▶ _The task_
Every record below should be transcribed exactly. Omit the images.

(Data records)
======
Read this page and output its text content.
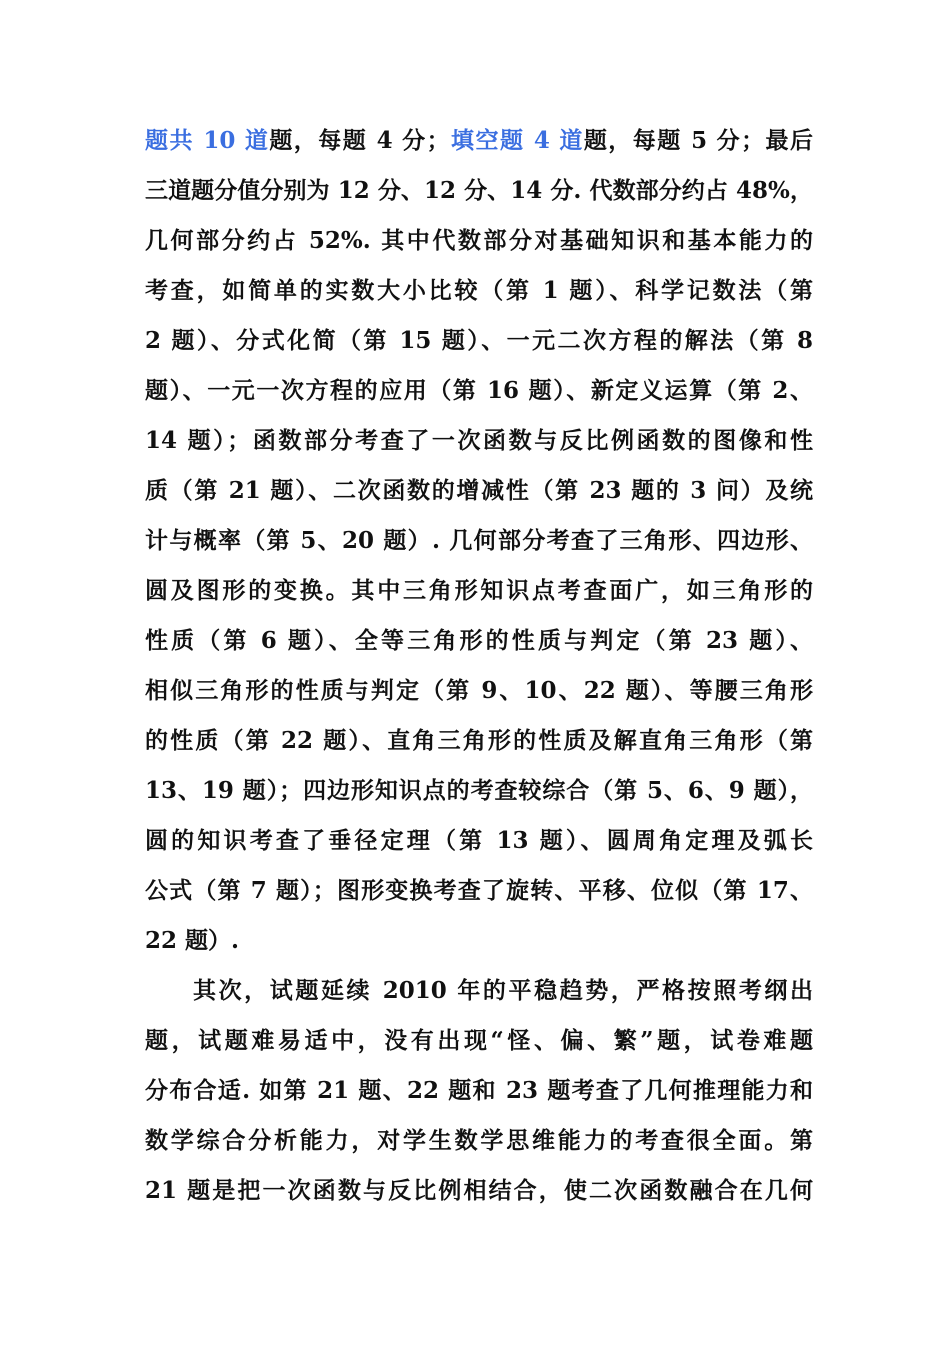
题共 10 道题，每题 4 分；填空题 4 道题，每题 5 分；最后
三道题分值分别为 12 分、12 分、14 分. 代数部分约占 48%，
几何部分约占 52%. 其中代数部分对基础知识和基本能力的
考查，如简单的实数大小比较（第 1 题）、科学记数法（第
2 题）、分式化简（第 15 题）、一元二次方程的解法（第 8
题）、一元一次方程的应用（第 16 题）、新定义运算（第 2、
14 题）；函数部分考查了一次函数与反比例函数的图像和性
质（第 21 题）、二次函数的增减性（第 23 题的 3 问）及统
计与概率（第 5、20 题）. 几何部分考查了三角形、四边形、
圆及图形的变换。其中三角形知识点考查面广，如三角形的
性质（第 6 题）、全等三角形的性质与判定（第 23 题）、
相似三角形的性质与判定（第 9、10、22 题）、等腰三角形
的性质（第 22 题）、直角三角形的性质及解直角三角形（第
13、19 题）；四边形知识点的考查较综合（第 5、6、9 题），
圆的知识考查了垂径定理（第 13 题）、圆周角定理及弧长
公式（第 7 题）；图形变换考查了旋转、平移、位似（第 17、
22 题）.
其次，试题延续 2010 年的平稳趋势，严格按照考纲出
题，试题难易适中，没有出现“怪、偏、繁”题，试卷难题
分布合适. 如第 21 题、22 题和 23 题考查了几何推理能力和
数学综合分析能力，对学生数学思维能力的考查很全面。第
21 题是把一次函数与反比例相结合，使二次函数融合在几何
======
▶ _Correct response_
Read this page and output its text content.
题共 10 道题，每题 4 分；填空题 4 道题，每题 5 分；最后
三道题分值分别为 12 分、12 分、14 分. 代数部分约占 48%，
几何部分约占 52%. 其中代数部分对基础知识和基本能力的
考查，如简单的实数大小比较（第 1 题）、科学记数法（第
2 题）、分式化简（第 15 题）、一元二次方程的解法（第 8
题）、一元一次方程的应用（第 16 题）、新定义运算（第 2、
14 题）；函数部分考查了一次函数与反比例函数的图像和性
质（第 21 题）、二次函数的增减性（第 23 题的 3 问）及统
计与概率（第 5、20 题）. 几何部分考查了三角形、四边形、
圆及图形的变换。其中三角形知识点考查面广，如三角形的
性质（第 6 题）、全等三角形的性质与判定（第 23 题）、
相似三角形的性质与判定（第 9、10、22 题）、等腰三角形
的性质（第 22 题）、直角三角形的性质及解直角三角形（第
13、19 题）；四边形知识点的考查较综合（第 5、6、9 题），
圆的知识考查了垂径定理（第 13 题）、圆周角定理及弧长
公式（第 7 题）；图形变换考查了旋转、平移、位似（第 17、
22 题）.
其次，试题延续 2010 年的平稳趋势，严格按照考纲出
题，试题难易适中，没有出现“怪、偏、繁”题，试卷难题
分布合适. 如第 21 题、22 题和 23 题考查了几何推理能力和
数学综合分析能力，对学生数学思维能力的考查很全面。第
21 题是把一次函数与反比例相结合，使二次函数融合在几何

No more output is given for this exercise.